PROBLEM:
Each line below must be set down exactly; omit any image you find.

----

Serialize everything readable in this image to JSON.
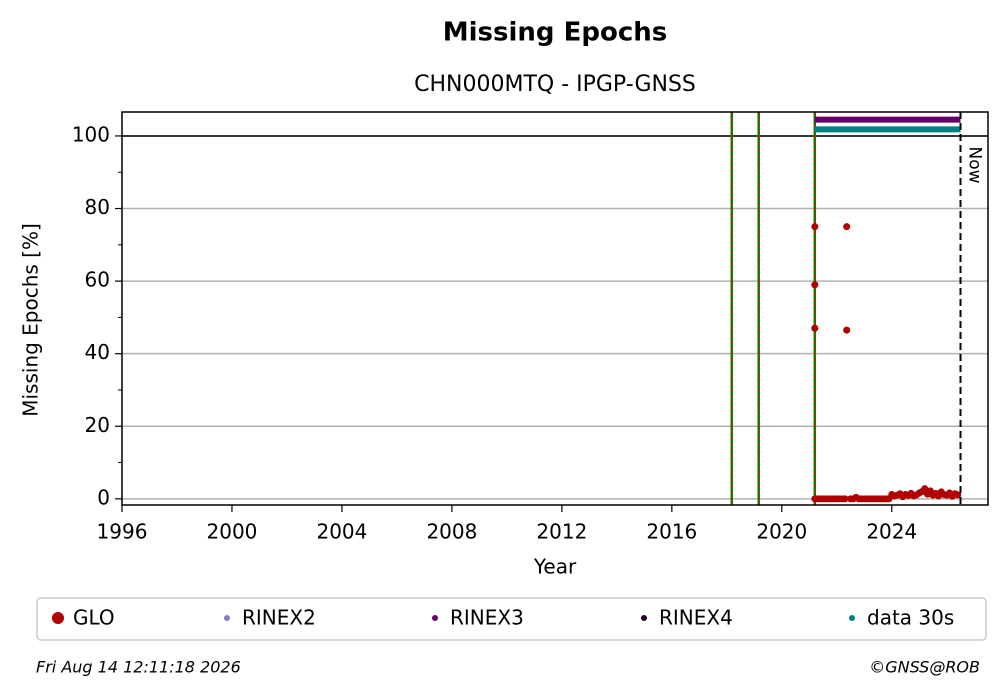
{
  "chart_data": {
    "type": "scatter",
    "title": "Missing Epochs",
    "subtitle": "CHN000MTQ - IPGP-GNSS",
    "xlabel": "Year",
    "ylabel": "Missing Epochs [%]",
    "xlim": [
      1996,
      2027.5
    ],
    "ylim": [
      -1.7,
      106.6
    ],
    "xticks": [
      1996,
      2000,
      2004,
      2008,
      2012,
      2016,
      2020,
      2024
    ],
    "yticks": [
      0,
      20,
      40,
      60,
      80,
      100
    ],
    "yminorticks": [
      10,
      30,
      50,
      70,
      90
    ],
    "grid": true,
    "hline": 100,
    "events": [
      2018.18,
      2019.16,
      2021.2
    ],
    "now": 2026.5,
    "now_label": "Now",
    "series": [
      {
        "name": "GLO",
        "color": "#b00000",
        "kind": "points",
        "x": [
          2021.2,
          2021.2,
          2021.2,
          2021.2,
          2022.36,
          2022.36,
          2021.3,
          2021.4,
          2021.5,
          2021.6,
          2021.7,
          2021.8,
          2021.9,
          2022.0,
          2022.1,
          2022.2,
          2022.3,
          2022.5,
          2022.6,
          2022.7,
          2022.8,
          2022.9,
          2023.0,
          2023.1,
          2023.2,
          2023.3,
          2023.4,
          2023.5,
          2023.6,
          2023.7,
          2023.8,
          2023.9,
          2024.0,
          2024.1,
          2024.2,
          2024.3,
          2024.4,
          2024.5,
          2024.6,
          2024.7,
          2024.8,
          2024.9,
          2025.0,
          2025.1,
          2025.2,
          2025.3,
          2025.4,
          2025.5,
          2025.6,
          2025.7,
          2025.8,
          2025.9,
          2026.0,
          2026.1,
          2026.2,
          2026.3,
          2026.4
        ],
        "values": [
          75,
          59,
          47,
          0,
          75,
          46.5,
          0,
          0,
          0,
          0,
          0,
          0,
          0,
          0,
          0,
          0,
          0,
          0,
          0,
          0.4,
          0,
          0,
          0,
          0,
          0,
          0,
          0,
          0,
          0,
          0,
          0,
          0,
          1.2,
          0.8,
          1.0,
          1.4,
          0.6,
          1.2,
          0.9,
          1.5,
          0.8,
          1.1,
          1.6,
          2.0,
          2.8,
          1.3,
          2.2,
          1.0,
          1.5,
          0.8,
          1.9,
          1.2,
          1.0,
          1.6,
          0.7,
          1.4,
          1.1
        ]
      },
      {
        "name": "RINEX2",
        "color": "#8080c0",
        "kind": "bar",
        "x": [],
        "values": []
      },
      {
        "name": "RINEX3",
        "color": "#660066",
        "kind": "bar",
        "x": [
          2021.2,
          2026.5
        ],
        "values": [
          104.5,
          104.5
        ]
      },
      {
        "name": "RINEX4",
        "color": "#200020",
        "kind": "bar",
        "x": [],
        "values": []
      },
      {
        "name": "data 30s",
        "color": "#008080",
        "kind": "bar",
        "x": [
          2021.2,
          2026.5
        ],
        "values": [
          101.8,
          101.8
        ]
      }
    ],
    "footer_left": "Fri Aug 14 12:11:18 2026",
    "footer_right": "©GNSS@ROB"
  }
}
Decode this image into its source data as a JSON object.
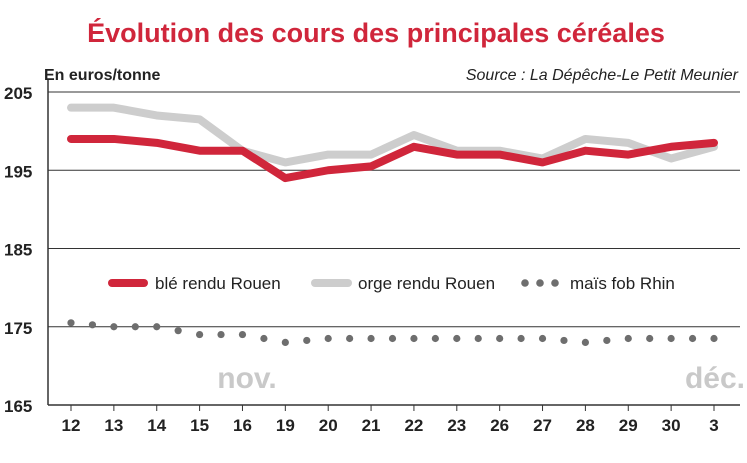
{
  "chart_data": {
    "type": "line",
    "title": "Évolution des cours des principales céréales",
    "ylabel": "En euros/tonne",
    "source": "Source : La Dépêche-Le Petit Meunier",
    "categories": [
      "12",
      "13",
      "14",
      "15",
      "16",
      "19",
      "20",
      "21",
      "22",
      "23",
      "26",
      "27",
      "28",
      "29",
      "30",
      "3"
    ],
    "month_labels": [
      "nov.",
      "déc."
    ],
    "y_ticks": [
      165,
      175,
      185,
      195,
      205
    ],
    "ylim": [
      165,
      205
    ],
    "grid": "horizontal",
    "legend_position": "middle",
    "series": [
      {
        "name": "blé rendu Rouen",
        "style": "solid",
        "color": "#d0263b",
        "values": [
          199,
          199,
          198.5,
          197.5,
          197.5,
          194,
          195,
          195.5,
          198,
          197,
          197,
          196,
          197.5,
          197,
          198,
          198.5
        ]
      },
      {
        "name": "orge rendu Rouen",
        "style": "solid",
        "color": "#cdcdcd",
        "values": [
          203,
          203,
          202,
          201.5,
          197.5,
          196,
          197,
          197,
          199.5,
          197.5,
          197.5,
          196.5,
          199,
          198.5,
          196.5,
          198
        ]
      },
      {
        "name": "maïs fob Rhin",
        "style": "dotted",
        "color": "#6e6e6e",
        "values": [
          175.5,
          175,
          175,
          174,
          174,
          173,
          173.5,
          173.5,
          173.5,
          173.5,
          173.5,
          173.5,
          173,
          173.5,
          173.5,
          173.5
        ]
      }
    ],
    "colors": {
      "title": "#d0263b",
      "grid": "#333333",
      "month_label": "#c9c9c9",
      "text": "#222222"
    }
  }
}
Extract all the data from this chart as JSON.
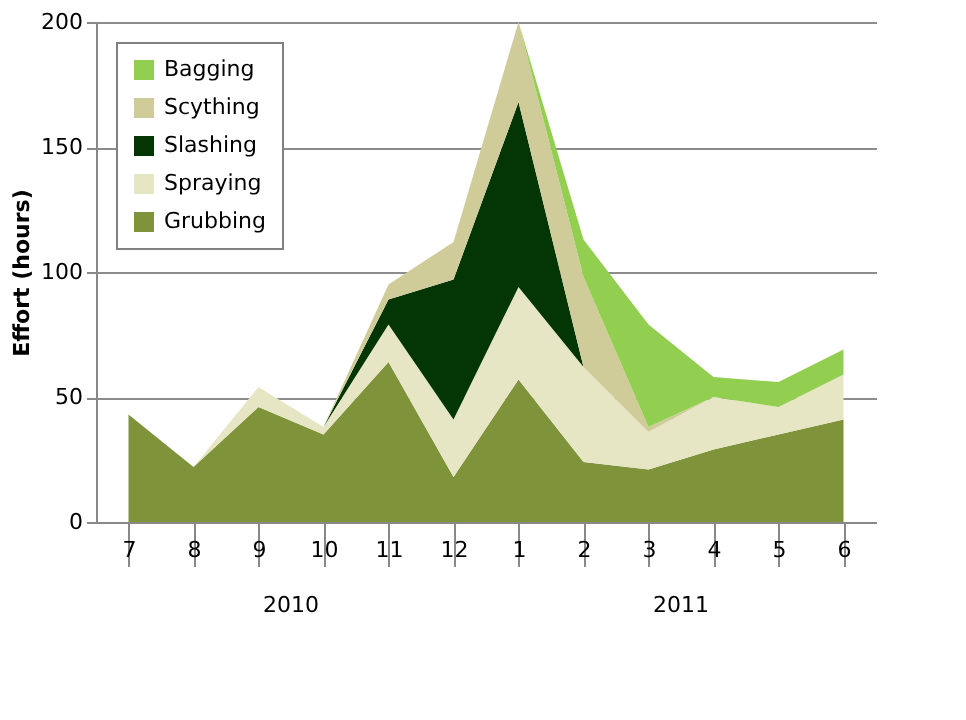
{
  "chart_data": {
    "type": "area",
    "stacked": true,
    "ylabel": "Effort  (hours)",
    "categories": [
      "7",
      "8",
      "9",
      "10",
      "11",
      "12",
      "1",
      "2",
      "3",
      "4",
      "5",
      "6"
    ],
    "series": [
      {
        "name": "Grubbing",
        "color": "#7f933a",
        "values": [
          43,
          22,
          46,
          35,
          64,
          18,
          57,
          24,
          21,
          29,
          35,
          41
        ]
      },
      {
        "name": "Spraying",
        "color": "#e6e6c4",
        "values": [
          0,
          0,
          8,
          3,
          15,
          23,
          37,
          38,
          15,
          21,
          11,
          18
        ]
      },
      {
        "name": "Slashing",
        "color": "#033505",
        "values": [
          0,
          0,
          0,
          0,
          10,
          56,
          74,
          0,
          0,
          0,
          0,
          0
        ]
      },
      {
        "name": "Scything",
        "color": "#cfcc9a",
        "values": [
          0,
          0,
          0,
          0,
          6,
          15,
          32,
          36,
          2,
          0,
          0,
          0
        ]
      },
      {
        "name": "Bagging",
        "color": "#92cf50",
        "values": [
          null,
          null,
          null,
          null,
          null,
          null,
          0,
          15,
          41,
          8,
          10,
          10
        ]
      }
    ],
    "ylim": [
      0,
      200
    ],
    "yticks": [
      0,
      50,
      100,
      150,
      200
    ],
    "grid": "y",
    "legend": "top left",
    "annotations": [
      "2010",
      "2011"
    ]
  }
}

----

SOLUTION FOR THIS EXERCISE:
Serialize everything readable in this image to JSON.
{
  "chart_data": {
    "type": "scatter",
    "title": "Missing Epochs",
    "subtitle": "CHN000MTQ - IPGP-GNSS",
    "xlabel": "Year",
    "ylabel": "Missing Epochs [%]",
    "xlim": [
      1996,
      2027.5
    ],
    "ylim": [
      -1.7,
      106.6
    ],
    "xticks": [
      1996,
      2000,
      2004,
      2008,
      2012,
      2016,
      2020,
      2024
    ],
    "yticks": [
      0,
      20,
      40,
      60,
      80,
      100
    ],
    "yminorticks": [
      10,
      30,
      50,
      70,
      90
    ],
    "grid": true,
    "hline": 100,
    "events": [
      2018.18,
      2019.16,
      2021.2
    ],
    "now": 2026.5,
    "now_label": "Now",
    "series": [
      {
        "name": "GLO",
        "color": "#b00000",
        "kind": "points",
        "x": [
          2021.2,
          2021.2,
          2021.2,
          2021.2,
          2022.36,
          2022.36,
          2021.3,
          2021.4,
          2021.5,
          2021.6,
          2021.7,
          2021.8,
          2021.9,
          2022.0,
          2022.1,
          2022.2,
          2022.3,
          2022.5,
          2022.6,
          2022.7,
          2022.8,
          2022.9,
          2023.0,
          2023.1,
          2023.2,
          2023.3,
          2023.4,
          2023.5,
          2023.6,
          2023.7,
          2023.8,
          2023.9,
          2024.0,
          2024.1,
          2024.2,
          2024.3,
          2024.4,
          2024.5,
          2024.6,
          2024.7,
          2024.8,
          2024.9,
          2025.0,
          2025.1,
          2025.2,
          2025.3,
          2025.4,
          2025.5,
          2025.6,
          2025.7,
          2025.8,
          2025.9,
          2026.0,
          2026.1,
          2026.2,
          2026.3,
          2026.4
        ],
        "values": [
          75,
          59,
          47,
          0,
          75,
          46.5,
          0,
          0,
          0,
          0,
          0,
          0,
          0,
          0,
          0,
          0,
          0,
          0,
          0,
          0.4,
          0,
          0,
          0,
          0,
          0,
          0,
          0,
          0,
          0,
          0,
          0,
          0,
          1.2,
          0.8,
          1.0,
          1.4,
          0.6,
          1.2,
          0.9,
          1.5,
          0.8,
          1.1,
          1.6,
          2.0,
          2.8,
          1.3,
          2.2,
          1.0,
          1.5,
          0.8,
          1.9,
          1.2,
          1.0,
          1.6,
          0.7,
          1.4,
          1.1
        ]
      },
      {
        "name": "RINEX2",
        "color": "#8080c0",
        "kind": "bar",
        "x": [],
        "values": []
      },
      {
        "name": "RINEX3",
        "color": "#660066",
        "kind": "bar",
        "x": [
          2021.2,
          2026.5
        ],
        "values": [
          104.5,
          104.5
        ]
      },
      {
        "name": "RINEX4",
        "color": "#200020",
        "kind": "bar",
        "x": [],
        "values": []
      },
      {
        "name": "data 30s",
        "color": "#008080",
        "kind": "bar",
        "x": [
          2021.2,
          2026.5
        ],
        "values": [
          101.8,
          101.8
        ]
      }
    ],
    "footer_left": "Fri Aug 14 12:11:18 2026",
    "footer_right": "©GNSS@ROB"
  }
}
Decode this image into its source data as a JSON object.
{
  "chart_data": {
    "type": "line",
    "title": "Évolution des cours des principales céréales",
    "ylabel": "En euros/tonne",
    "source": "Source : La Dépêche-Le Petit Meunier",
    "categories": [
      "12",
      "13",
      "14",
      "15",
      "16",
      "19",
      "20",
      "21",
      "22",
      "23",
      "26",
      "27",
      "28",
      "29",
      "30",
      "3"
    ],
    "month_labels": [
      "nov.",
      "déc."
    ],
    "y_ticks": [
      165,
      175,
      185,
      195,
      205
    ],
    "ylim": [
      165,
      205
    ],
    "grid": "horizontal",
    "legend_position": "middle",
    "series": [
      {
        "name": "blé rendu Rouen",
        "style": "solid",
        "color": "#d0263b",
        "values": [
          199,
          199,
          198.5,
          197.5,
          197.5,
          194,
          195,
          195.5,
          198,
          197,
          197,
          196,
          197.5,
          197,
          198,
          198.5
        ]
      },
      {
        "name": "orge rendu Rouen",
        "style": "solid",
        "color": "#cdcdcd",
        "values": [
          203,
          203,
          202,
          201.5,
          197.5,
          196,
          197,
          197,
          199.5,
          197.5,
          197.5,
          196.5,
          199,
          198.5,
          196.5,
          198
        ]
      },
      {
        "name": "maïs fob Rhin",
        "style": "dotted",
        "color": "#6e6e6e",
        "values": [
          175.5,
          175,
          175,
          174,
          174,
          173,
          173.5,
          173.5,
          173.5,
          173.5,
          173.5,
          173.5,
          173,
          173.5,
          173.5,
          173.5
        ]
      }
    ],
    "colors": {
      "title": "#d0263b",
      "grid": "#333333",
      "month_label": "#c9c9c9",
      "text": "#222222"
    }
  }
}
Extract all the data from this chart as JSON.
{
  "chart_data": {
    "type": "area",
    "stacked": true,
    "ylabel": "Effort  (hours)",
    "categories": [
      "7",
      "8",
      "9",
      "10",
      "11",
      "12",
      "1",
      "2",
      "3",
      "4",
      "5",
      "6"
    ],
    "series": [
      {
        "name": "Grubbing",
        "color": "#7f933a",
        "values": [
          43,
          22,
          46,
          35,
          64,
          18,
          57,
          24,
          21,
          29,
          35,
          41
        ]
      },
      {
        "name": "Spraying",
        "color": "#e6e6c4",
        "values": [
          0,
          0,
          8,
          3,
          15,
          23,
          37,
          38,
          15,
          21,
          11,
          18
        ]
      },
      {
        "name": "Slashing",
        "color": "#033505",
        "values": [
          0,
          0,
          0,
          0,
          10,
          56,
          74,
          0,
          0,
          0,
          0,
          0
        ]
      },
      {
        "name": "Scything",
        "color": "#cfcc9a",
        "values": [
          0,
          0,
          0,
          0,
          6,
          15,
          32,
          36,
          2,
          0,
          0,
          0
        ]
      },
      {
        "name": "Bagging",
        "color": "#92cf50",
        "values": [
          null,
          null,
          null,
          null,
          null,
          null,
          0,
          15,
          41,
          8,
          10,
          10
        ]
      }
    ],
    "ylim": [
      0,
      200
    ],
    "yticks": [
      0,
      50,
      100,
      150,
      200
    ],
    "grid": "y",
    "legend": "top left",
    "annotations": [
      "2010",
      "2011"
    ]
  }
}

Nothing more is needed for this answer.